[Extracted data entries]
---
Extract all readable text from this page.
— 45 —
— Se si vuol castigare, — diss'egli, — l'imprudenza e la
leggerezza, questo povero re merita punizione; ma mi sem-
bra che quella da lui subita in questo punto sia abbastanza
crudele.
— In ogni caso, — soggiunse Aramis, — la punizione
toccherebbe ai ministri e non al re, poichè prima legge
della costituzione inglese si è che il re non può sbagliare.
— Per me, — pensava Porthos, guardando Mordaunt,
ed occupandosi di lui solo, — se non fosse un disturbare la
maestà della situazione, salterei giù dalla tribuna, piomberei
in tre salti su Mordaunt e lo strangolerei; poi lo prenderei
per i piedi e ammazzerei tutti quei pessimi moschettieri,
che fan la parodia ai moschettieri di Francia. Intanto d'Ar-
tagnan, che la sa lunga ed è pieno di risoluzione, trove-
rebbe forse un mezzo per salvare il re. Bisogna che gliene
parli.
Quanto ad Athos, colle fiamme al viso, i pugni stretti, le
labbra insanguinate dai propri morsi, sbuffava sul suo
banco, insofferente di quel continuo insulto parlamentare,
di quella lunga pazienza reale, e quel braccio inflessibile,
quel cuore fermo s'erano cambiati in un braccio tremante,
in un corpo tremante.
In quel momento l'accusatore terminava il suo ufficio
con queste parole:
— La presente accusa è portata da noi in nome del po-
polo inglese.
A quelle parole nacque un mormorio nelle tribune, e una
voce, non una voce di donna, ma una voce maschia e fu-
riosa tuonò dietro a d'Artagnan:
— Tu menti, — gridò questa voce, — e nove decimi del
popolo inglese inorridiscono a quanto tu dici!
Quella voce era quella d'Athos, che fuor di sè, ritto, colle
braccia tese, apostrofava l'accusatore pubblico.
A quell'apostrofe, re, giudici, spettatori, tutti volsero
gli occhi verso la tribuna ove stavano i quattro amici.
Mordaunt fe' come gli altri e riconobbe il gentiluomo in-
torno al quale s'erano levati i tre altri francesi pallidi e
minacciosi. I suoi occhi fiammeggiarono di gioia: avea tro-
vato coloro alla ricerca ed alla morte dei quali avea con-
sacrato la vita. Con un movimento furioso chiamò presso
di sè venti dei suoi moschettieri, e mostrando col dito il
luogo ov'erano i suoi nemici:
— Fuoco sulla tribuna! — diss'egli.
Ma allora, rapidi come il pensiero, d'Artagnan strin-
---
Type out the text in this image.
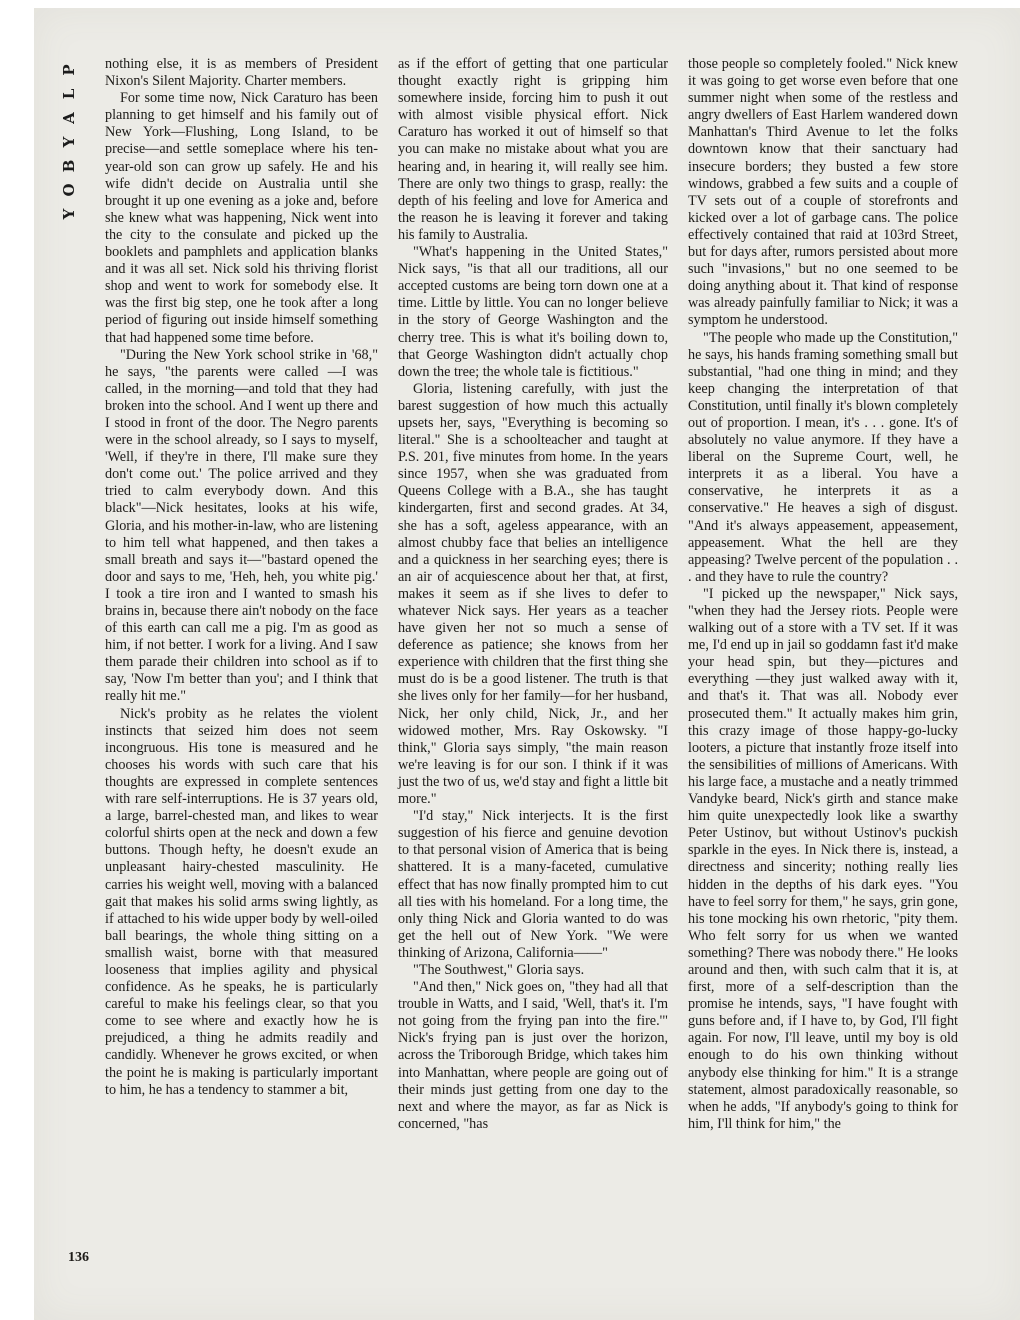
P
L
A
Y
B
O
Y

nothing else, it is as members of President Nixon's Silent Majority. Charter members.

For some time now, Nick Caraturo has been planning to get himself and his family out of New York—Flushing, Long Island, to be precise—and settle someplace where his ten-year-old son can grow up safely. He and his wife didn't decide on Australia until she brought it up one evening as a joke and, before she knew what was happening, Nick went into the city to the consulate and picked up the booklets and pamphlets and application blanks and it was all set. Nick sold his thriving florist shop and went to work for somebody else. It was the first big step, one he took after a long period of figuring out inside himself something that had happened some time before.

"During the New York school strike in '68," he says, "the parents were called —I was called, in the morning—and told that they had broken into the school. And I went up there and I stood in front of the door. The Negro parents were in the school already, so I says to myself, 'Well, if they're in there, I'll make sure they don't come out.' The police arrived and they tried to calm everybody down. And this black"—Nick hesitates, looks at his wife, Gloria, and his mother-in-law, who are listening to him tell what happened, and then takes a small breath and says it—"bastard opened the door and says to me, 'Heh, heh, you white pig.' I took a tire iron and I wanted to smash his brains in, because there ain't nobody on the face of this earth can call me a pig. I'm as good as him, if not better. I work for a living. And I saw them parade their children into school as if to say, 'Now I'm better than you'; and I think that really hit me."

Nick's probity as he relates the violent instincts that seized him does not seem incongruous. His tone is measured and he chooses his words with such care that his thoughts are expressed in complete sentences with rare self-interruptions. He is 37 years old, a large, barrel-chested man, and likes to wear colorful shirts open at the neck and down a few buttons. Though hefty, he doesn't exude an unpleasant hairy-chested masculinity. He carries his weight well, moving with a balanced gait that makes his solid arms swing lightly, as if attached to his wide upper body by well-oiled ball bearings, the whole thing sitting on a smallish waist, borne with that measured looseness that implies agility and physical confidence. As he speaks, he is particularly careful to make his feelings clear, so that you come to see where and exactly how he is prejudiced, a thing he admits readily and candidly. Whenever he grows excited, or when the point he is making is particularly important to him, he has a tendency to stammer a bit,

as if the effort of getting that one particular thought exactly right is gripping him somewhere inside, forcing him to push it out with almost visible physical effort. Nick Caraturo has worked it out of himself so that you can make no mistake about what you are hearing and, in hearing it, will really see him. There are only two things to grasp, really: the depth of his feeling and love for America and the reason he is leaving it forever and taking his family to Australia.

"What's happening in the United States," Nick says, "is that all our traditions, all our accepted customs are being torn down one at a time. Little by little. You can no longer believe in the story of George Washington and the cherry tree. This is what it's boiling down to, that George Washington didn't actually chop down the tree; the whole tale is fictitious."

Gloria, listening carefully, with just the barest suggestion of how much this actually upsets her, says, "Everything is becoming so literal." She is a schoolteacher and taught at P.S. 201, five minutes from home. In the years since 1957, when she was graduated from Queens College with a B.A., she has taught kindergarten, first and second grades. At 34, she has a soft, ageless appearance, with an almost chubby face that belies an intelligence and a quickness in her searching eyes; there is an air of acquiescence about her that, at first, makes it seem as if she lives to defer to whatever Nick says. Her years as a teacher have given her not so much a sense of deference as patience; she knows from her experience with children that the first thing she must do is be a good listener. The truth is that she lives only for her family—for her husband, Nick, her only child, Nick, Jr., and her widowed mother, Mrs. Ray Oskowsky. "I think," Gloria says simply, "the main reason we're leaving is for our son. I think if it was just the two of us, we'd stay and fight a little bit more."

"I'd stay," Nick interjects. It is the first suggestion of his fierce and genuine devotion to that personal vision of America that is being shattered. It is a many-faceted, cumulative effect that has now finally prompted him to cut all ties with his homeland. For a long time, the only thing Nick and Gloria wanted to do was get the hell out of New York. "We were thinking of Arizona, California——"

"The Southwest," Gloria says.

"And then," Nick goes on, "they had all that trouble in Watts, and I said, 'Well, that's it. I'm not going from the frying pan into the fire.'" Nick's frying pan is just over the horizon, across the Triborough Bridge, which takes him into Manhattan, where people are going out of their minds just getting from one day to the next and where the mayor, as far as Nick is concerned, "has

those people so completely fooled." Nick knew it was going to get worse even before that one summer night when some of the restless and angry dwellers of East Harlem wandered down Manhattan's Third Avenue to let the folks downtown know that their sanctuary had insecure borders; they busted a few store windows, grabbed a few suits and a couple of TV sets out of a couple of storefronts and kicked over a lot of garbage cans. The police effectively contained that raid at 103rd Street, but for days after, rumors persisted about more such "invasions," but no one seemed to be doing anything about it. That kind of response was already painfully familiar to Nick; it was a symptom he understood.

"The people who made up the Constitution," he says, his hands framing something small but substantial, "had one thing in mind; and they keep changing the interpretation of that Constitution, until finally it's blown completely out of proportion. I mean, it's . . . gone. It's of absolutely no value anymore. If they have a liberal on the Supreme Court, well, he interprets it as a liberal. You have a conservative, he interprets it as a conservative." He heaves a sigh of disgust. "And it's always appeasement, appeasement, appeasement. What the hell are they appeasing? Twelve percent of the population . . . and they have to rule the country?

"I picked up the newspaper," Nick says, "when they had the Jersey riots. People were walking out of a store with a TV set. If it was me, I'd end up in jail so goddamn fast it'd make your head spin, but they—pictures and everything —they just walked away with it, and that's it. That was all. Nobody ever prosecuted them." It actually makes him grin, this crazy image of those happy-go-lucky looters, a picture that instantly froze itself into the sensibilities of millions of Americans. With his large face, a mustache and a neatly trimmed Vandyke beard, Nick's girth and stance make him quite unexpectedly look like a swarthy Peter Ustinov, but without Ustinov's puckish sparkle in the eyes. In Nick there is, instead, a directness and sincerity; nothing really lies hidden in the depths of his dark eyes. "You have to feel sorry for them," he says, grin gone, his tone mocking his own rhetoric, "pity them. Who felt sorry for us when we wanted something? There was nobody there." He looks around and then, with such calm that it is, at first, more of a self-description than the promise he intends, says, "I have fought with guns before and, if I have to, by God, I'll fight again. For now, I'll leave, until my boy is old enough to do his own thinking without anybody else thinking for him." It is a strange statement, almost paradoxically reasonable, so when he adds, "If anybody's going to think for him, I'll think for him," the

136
---
**AIM**
Gather each line in these records that contains the string "avea".

**RESULT OF THIS TASK**
minacciosi. I suoi occhi fiammeggiarono di gioia: avea tro-
vato coloro alla ricerca ed alla morte dei quali avea con-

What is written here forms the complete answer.